WRITTEN EXERCISE:
Repeat, word for word, the passage of the forum thread on warming up tractors that runs from "## Border (Oct" up to and including "(Nov 14, 2006)".

SOURCE TEXT:

# Warming Up



## Border (Oct 8, 2011)

In 20 degree F temps, how long do you guys let your tractors warmup before operating? Seems like it takes a long time for my hydraulics to get working, 15 or 20 minutes ? Does that seem right ? Thanks in advance for any replies.


----------



## Hoodoo Valley (Nov 14, 2006)

I have a 990 and I wait until the temp needle just starts to move at the soonest. The time seems a bit much. Have you tried deadheading the hydraulics several times to see if that helped? What sort of hydraulic fluid you running in it? How long since you changed it and the filter?


----------



## Thomas (Nov 1, 2006)

I let my tractor warm up good 15 min at those temps even longer colder,than I slowly rise front longer up and down the roll bucket,also raise/lower 3 point hitch couple times.


----------



## urednecku (Aug 29, 2007)

DATASET RECORDS:
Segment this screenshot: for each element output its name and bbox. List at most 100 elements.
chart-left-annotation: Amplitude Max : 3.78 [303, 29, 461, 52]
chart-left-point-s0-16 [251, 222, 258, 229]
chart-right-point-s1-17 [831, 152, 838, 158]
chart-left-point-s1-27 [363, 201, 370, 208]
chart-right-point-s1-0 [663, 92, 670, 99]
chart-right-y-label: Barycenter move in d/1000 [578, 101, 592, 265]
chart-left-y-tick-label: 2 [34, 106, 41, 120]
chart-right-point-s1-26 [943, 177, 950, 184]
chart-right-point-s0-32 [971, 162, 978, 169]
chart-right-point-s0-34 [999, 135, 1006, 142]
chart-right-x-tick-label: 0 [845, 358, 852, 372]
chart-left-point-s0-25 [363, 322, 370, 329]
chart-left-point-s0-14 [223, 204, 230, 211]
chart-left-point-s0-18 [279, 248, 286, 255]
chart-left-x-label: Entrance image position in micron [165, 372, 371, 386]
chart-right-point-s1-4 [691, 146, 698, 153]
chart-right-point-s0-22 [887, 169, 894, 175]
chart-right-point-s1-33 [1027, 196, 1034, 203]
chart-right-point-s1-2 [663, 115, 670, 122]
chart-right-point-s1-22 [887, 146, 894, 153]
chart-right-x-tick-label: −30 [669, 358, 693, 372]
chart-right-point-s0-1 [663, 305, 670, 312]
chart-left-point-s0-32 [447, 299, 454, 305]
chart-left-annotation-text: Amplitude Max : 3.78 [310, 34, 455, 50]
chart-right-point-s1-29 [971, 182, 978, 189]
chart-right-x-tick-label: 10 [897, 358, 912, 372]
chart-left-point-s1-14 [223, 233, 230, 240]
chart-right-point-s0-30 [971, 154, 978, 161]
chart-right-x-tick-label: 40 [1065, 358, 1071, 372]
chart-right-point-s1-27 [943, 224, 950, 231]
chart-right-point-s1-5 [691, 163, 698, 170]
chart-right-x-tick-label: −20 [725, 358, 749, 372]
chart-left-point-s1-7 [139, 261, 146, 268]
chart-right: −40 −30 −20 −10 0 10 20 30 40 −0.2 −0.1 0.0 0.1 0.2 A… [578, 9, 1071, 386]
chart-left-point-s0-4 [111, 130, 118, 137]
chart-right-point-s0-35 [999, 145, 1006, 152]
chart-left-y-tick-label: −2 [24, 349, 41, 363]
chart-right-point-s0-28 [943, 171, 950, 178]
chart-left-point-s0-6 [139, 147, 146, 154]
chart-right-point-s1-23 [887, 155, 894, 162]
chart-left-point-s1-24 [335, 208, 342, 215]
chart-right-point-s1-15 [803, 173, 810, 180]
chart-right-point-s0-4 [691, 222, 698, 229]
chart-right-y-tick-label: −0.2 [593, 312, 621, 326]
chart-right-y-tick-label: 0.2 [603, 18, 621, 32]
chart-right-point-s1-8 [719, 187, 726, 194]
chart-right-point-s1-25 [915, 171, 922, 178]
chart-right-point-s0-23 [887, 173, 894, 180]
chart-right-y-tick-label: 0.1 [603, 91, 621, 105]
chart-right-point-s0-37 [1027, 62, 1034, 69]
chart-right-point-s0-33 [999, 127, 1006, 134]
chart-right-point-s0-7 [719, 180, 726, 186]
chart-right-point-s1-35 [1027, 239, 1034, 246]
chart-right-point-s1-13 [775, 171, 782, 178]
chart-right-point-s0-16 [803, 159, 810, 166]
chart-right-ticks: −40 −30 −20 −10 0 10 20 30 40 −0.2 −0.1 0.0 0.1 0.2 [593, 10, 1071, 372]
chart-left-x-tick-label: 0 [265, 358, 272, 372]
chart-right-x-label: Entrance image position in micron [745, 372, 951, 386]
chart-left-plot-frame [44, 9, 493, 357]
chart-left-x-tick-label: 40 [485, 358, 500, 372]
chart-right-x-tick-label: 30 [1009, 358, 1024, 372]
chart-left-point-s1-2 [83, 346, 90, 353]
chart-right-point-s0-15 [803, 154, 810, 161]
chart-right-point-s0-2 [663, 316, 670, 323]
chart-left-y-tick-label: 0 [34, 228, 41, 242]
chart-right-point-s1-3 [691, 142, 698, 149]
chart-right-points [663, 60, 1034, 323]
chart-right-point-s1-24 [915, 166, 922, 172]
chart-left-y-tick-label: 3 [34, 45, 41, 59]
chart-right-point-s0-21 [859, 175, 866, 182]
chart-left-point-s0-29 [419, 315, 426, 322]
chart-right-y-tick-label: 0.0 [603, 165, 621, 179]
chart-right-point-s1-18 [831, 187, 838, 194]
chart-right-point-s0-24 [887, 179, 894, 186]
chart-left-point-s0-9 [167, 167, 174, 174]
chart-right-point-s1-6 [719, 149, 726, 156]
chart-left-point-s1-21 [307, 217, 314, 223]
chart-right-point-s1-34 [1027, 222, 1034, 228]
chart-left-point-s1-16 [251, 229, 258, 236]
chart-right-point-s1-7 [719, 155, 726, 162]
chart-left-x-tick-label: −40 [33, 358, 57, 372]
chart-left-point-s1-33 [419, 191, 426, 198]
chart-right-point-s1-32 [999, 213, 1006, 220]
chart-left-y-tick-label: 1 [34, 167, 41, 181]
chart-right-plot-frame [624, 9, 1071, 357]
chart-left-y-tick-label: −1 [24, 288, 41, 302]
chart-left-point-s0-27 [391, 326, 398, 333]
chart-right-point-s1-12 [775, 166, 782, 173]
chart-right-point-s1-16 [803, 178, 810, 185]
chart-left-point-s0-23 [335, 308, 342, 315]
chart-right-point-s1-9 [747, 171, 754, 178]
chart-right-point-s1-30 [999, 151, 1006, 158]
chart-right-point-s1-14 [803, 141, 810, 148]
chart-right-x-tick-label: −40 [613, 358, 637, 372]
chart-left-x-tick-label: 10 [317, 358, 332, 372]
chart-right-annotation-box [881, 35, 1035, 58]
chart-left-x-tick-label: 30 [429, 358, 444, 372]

ANSWER TO THIS TASK:
## Border (Oct 8, 2011)

In 20 degree F temps, how long do you guys let your tractors warmup before operating? Seems like it takes a long time for my hydraulics to get working, 15 or 20 minutes ? Does that seem right ? Thanks in advance for any replies.


----------



## Hoodoo Valley (Nov 14, 2006)